**Items from a figure collection:**

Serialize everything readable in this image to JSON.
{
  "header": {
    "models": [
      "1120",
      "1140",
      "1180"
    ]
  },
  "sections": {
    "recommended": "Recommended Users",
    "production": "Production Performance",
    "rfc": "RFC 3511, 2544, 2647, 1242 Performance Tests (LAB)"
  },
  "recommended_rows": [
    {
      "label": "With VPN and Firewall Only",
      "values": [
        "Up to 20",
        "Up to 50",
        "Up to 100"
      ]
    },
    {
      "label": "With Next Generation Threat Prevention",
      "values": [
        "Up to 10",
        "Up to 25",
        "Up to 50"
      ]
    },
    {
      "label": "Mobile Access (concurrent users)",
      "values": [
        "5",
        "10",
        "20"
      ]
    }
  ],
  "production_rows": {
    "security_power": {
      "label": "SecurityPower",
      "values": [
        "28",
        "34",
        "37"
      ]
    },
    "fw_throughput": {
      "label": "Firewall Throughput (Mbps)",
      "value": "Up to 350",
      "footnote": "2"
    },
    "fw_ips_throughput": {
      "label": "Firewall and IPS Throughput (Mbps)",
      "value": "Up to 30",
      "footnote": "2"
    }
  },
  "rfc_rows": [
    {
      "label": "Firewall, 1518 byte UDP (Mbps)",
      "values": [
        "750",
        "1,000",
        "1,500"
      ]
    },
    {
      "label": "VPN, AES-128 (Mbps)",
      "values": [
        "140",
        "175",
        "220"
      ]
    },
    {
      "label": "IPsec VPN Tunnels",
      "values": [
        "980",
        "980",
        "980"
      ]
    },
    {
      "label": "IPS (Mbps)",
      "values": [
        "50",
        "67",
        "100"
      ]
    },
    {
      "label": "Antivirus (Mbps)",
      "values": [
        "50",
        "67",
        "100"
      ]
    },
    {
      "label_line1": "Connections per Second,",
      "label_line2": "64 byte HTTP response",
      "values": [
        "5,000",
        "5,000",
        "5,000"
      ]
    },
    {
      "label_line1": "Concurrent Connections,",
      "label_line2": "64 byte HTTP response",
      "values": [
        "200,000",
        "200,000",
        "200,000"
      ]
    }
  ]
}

**YOUR ASSIGNMENT:**
Scan the records above for the word "Connections". Copy each line that has it.

**EXPECTED ANSWER:**
      "label_line1": "Connections per Second,",
      "label_line1": "Concurrent Connections,",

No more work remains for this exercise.